-- BEGIN INPUT DATA --

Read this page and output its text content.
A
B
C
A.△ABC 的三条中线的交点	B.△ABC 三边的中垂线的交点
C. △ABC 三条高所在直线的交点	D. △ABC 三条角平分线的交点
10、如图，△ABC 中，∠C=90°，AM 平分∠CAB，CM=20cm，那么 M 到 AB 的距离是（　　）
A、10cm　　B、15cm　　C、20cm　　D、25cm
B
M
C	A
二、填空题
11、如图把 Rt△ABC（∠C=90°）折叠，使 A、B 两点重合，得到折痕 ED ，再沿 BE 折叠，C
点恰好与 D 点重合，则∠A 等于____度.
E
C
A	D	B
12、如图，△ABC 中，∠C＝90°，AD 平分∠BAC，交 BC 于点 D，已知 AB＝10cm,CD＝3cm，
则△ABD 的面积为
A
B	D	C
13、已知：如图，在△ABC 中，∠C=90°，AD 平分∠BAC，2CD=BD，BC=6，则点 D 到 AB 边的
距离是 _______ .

-- END INPUT DATA --
-- BEGIN INPUT DATA --

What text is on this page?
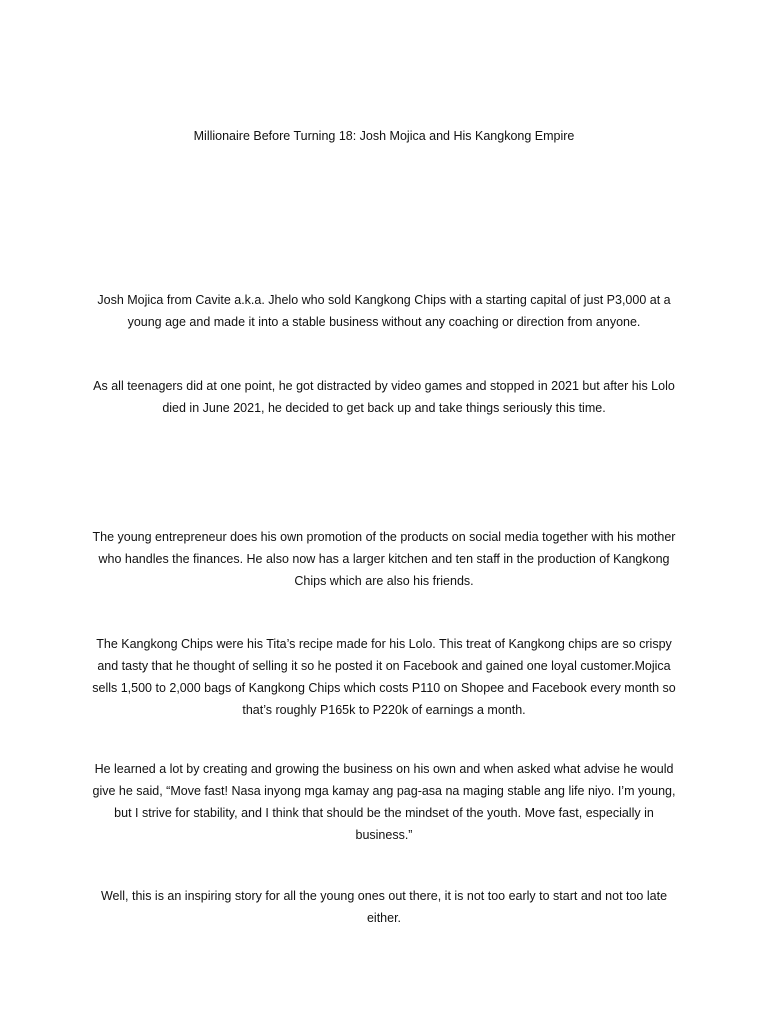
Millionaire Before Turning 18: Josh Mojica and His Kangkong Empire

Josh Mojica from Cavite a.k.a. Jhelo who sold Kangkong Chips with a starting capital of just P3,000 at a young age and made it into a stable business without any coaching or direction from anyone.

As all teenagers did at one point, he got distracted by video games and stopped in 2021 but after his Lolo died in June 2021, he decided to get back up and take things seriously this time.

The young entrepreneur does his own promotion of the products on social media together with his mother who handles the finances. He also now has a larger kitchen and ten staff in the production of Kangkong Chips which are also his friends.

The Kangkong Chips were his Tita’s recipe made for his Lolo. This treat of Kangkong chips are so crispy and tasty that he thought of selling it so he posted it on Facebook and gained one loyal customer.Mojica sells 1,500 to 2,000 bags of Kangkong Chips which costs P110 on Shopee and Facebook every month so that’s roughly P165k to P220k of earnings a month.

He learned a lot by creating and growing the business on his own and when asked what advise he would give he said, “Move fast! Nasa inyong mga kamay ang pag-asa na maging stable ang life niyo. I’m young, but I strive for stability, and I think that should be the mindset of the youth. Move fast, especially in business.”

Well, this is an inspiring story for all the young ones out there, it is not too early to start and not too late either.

-- END INPUT DATA --

TASK DIRECTIONS: Check each line above for the word "which" and copy the ones that have it.

SOLVED PROBLEM:
The young entrepreneur does his own promotion of the products on social media together with his mother who handles the finances. He also now has a larger kitchen and ten staff in the production of Kangkong Chips which are also his friends.
The Kangkong Chips were his Tita’s recipe made for his Lolo. This treat of Kangkong chips are so crispy and tasty that he thought of selling it so he posted it on Facebook and gained one loyal customer.Mojica sells 1,500 to 2,000 bags of Kangkong Chips which costs P110 on Shopee and Facebook every month so that’s roughly P165k to P220k of earnings a month.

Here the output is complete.